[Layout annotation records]

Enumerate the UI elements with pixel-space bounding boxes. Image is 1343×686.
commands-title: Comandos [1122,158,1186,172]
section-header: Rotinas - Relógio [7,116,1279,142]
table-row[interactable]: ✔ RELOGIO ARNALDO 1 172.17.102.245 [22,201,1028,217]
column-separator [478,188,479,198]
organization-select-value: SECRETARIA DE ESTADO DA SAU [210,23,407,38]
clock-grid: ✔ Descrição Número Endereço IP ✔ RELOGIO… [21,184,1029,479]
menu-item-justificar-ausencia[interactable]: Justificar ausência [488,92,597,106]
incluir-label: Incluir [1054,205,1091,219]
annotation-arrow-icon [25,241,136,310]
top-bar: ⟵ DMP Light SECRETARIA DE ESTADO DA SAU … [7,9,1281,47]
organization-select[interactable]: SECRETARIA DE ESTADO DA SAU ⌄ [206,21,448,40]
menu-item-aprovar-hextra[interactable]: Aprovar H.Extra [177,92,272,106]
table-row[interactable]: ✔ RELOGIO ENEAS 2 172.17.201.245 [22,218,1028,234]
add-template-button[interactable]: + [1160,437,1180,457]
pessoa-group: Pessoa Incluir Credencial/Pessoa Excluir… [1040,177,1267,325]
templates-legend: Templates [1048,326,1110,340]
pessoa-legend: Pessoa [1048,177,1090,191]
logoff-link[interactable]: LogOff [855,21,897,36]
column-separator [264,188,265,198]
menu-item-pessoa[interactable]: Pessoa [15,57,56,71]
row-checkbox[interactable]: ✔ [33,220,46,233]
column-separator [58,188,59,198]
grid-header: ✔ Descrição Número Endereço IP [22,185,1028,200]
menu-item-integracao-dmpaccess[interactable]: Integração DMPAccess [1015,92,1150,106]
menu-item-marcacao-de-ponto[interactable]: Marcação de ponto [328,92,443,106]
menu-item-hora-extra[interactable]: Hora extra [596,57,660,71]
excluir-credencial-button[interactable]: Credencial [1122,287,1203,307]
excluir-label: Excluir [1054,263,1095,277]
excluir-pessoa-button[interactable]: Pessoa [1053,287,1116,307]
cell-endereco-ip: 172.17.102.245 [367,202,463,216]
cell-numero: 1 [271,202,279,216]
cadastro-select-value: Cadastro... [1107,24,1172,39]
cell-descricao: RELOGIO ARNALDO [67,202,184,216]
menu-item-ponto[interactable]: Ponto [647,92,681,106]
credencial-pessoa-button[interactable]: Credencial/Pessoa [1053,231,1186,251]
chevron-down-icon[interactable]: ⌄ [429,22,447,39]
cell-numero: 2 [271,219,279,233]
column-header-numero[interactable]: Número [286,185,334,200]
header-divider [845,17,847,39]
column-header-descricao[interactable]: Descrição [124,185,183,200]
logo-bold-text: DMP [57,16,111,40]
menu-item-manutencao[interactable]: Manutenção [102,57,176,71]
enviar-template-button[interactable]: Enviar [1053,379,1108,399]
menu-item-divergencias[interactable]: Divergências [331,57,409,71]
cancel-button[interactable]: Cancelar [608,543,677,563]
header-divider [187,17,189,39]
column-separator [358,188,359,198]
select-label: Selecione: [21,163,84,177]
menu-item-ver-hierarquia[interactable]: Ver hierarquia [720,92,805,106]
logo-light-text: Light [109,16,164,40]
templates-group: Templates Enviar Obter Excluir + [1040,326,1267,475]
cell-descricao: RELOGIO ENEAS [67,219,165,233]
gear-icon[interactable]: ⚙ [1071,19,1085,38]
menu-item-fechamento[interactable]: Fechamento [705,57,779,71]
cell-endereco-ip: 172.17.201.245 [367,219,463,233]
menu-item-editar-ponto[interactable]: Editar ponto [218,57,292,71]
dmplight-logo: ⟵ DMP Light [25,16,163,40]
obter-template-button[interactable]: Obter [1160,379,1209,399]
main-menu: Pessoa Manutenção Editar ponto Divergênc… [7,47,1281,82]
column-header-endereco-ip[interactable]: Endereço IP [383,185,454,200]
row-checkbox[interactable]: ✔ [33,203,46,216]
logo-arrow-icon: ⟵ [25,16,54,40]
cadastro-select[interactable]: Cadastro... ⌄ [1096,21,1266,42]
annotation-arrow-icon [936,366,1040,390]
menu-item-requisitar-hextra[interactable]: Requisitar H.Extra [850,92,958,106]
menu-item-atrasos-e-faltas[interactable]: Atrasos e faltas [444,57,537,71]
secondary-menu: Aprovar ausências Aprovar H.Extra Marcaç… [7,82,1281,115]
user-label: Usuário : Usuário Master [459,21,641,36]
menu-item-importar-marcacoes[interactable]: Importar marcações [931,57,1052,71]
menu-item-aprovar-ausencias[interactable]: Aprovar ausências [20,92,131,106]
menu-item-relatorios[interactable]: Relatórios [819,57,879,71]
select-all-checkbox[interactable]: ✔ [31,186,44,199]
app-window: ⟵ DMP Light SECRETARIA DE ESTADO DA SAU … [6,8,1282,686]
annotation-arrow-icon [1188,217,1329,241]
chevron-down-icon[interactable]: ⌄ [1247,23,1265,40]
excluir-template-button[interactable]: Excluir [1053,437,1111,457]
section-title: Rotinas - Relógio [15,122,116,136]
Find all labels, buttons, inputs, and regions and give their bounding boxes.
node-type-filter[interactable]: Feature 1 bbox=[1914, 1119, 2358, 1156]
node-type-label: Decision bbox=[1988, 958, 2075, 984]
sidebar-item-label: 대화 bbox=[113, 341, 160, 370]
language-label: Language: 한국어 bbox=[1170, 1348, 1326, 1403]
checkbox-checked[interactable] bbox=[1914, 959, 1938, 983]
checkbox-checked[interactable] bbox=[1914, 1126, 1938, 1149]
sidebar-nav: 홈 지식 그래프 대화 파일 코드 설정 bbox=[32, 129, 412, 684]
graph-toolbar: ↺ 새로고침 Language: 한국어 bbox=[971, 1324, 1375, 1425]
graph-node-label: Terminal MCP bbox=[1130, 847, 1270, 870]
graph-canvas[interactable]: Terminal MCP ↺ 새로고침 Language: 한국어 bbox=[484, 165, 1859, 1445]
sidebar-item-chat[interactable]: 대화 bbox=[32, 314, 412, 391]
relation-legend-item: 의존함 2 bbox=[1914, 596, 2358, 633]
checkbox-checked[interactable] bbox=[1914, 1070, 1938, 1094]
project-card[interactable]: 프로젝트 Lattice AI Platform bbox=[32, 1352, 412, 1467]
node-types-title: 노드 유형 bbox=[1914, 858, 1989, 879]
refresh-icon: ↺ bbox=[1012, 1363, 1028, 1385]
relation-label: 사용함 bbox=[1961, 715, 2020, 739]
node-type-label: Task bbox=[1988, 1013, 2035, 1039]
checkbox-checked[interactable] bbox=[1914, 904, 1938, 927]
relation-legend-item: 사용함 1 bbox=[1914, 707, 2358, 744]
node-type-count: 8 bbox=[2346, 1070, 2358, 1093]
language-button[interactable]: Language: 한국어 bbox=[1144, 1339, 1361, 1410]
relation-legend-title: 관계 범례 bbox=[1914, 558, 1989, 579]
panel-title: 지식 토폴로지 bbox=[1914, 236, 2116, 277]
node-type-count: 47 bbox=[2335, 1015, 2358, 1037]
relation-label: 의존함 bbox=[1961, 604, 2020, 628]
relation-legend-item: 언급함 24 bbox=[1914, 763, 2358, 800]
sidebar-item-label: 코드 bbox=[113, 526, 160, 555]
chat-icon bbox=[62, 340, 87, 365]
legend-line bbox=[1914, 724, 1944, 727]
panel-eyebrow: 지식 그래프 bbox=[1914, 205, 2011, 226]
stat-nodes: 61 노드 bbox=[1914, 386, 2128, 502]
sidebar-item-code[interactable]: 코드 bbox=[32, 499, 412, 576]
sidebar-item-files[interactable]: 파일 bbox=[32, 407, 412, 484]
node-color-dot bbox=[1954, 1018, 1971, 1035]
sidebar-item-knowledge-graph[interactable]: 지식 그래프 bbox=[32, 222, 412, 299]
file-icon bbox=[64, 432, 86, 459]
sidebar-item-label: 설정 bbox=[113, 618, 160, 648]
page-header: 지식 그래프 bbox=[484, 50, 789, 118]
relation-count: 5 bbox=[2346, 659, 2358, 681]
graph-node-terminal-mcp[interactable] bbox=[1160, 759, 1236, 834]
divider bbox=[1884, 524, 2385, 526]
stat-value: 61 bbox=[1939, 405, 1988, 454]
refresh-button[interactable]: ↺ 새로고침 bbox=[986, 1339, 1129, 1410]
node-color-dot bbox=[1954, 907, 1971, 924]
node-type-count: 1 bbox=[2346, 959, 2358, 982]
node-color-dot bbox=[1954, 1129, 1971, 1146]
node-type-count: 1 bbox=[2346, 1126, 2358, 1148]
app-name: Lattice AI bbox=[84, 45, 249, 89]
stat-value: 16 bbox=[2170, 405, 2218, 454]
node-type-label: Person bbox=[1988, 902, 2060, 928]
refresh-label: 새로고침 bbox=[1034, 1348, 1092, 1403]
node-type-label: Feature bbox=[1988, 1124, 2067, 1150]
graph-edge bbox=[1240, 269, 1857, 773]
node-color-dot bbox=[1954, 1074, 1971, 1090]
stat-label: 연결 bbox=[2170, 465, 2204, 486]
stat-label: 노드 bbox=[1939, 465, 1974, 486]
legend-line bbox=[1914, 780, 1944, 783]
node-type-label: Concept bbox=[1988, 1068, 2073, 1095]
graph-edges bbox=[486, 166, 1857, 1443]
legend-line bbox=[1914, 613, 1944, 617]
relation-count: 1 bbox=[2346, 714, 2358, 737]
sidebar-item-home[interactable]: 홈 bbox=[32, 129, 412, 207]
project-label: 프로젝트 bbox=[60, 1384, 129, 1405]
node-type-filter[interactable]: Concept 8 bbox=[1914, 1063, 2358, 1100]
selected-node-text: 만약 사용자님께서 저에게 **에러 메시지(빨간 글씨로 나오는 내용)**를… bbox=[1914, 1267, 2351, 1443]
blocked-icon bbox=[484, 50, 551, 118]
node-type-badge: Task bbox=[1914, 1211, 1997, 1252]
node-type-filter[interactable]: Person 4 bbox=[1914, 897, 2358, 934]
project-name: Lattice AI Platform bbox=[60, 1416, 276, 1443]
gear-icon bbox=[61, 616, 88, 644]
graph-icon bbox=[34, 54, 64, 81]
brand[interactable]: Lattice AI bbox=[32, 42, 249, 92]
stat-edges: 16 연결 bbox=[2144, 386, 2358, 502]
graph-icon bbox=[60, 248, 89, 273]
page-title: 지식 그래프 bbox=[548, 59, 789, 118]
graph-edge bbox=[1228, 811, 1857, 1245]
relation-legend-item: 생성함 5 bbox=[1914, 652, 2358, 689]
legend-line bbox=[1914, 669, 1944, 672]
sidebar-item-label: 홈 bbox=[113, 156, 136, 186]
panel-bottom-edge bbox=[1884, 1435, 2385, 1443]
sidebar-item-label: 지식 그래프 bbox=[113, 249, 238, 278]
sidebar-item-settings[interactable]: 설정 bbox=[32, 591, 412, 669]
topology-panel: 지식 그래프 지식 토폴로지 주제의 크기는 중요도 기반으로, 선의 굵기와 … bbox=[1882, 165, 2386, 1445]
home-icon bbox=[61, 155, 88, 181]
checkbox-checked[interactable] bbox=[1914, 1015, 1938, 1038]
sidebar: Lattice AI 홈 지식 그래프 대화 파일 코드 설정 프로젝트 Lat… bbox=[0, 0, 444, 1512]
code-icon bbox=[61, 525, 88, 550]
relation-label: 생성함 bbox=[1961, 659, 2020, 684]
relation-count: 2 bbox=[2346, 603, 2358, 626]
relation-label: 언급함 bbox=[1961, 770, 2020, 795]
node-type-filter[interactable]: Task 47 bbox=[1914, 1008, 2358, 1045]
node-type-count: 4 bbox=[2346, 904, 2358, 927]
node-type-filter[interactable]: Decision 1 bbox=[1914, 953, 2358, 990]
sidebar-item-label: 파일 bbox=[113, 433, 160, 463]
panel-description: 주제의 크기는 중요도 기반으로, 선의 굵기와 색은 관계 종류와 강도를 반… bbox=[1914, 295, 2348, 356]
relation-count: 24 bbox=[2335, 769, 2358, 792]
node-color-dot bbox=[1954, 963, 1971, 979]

## Problem description
Retype the lines of the listing from its first line through the line that contains "column-separator [58,188,59,198]", including both ends.

## Exercise solution
Enumerate the UI elements with pixel-space bounding boxes. Image is 1343×686.
commands-title: Comandos [1122,158,1186,172]
section-header: Rotinas - Relógio [7,116,1279,142]
table-row[interactable]: ✔ RELOGIO ARNALDO 1 172.17.102.245 [22,201,1028,217]
column-separator [478,188,479,198]
organization-select-value: SECRETARIA DE ESTADO DA SAU [210,23,407,38]
clock-grid: ✔ Descrição Número Endereço IP ✔ RELOGIO… [21,184,1029,479]
menu-item-justificar-ausencia[interactable]: Justificar ausência [488,92,597,106]
incluir-label: Incluir [1054,205,1091,219]
annotation-arrow-icon [25,241,136,310]
top-bar: ⟵ DMP Light SECRETARIA DE ESTADO DA SAU … [7,9,1281,47]
organization-select[interactable]: SECRETARIA DE ESTADO DA SAU ⌄ [206,21,448,40]
menu-item-aprovar-hextra[interactable]: Aprovar H.Extra [177,92,272,106]
table-row[interactable]: ✔ RELOGIO ENEAS 2 172.17.201.245 [22,218,1028,234]
add-template-button[interactable]: + [1160,437,1180,457]
pessoa-group: Pessoa Incluir Credencial/Pessoa Excluir… [1040,177,1267,325]
templates-legend: Templates [1048,326,1110,340]
pessoa-legend: Pessoa [1048,177,1090,191]
logoff-link[interactable]: LogOff [855,21,897,36]
column-separator [264,188,265,198]
menu-item-pessoa[interactable]: Pessoa [15,57,56,71]
row-checkbox[interactable]: ✔ [33,220,46,233]
column-separator [58,188,59,198]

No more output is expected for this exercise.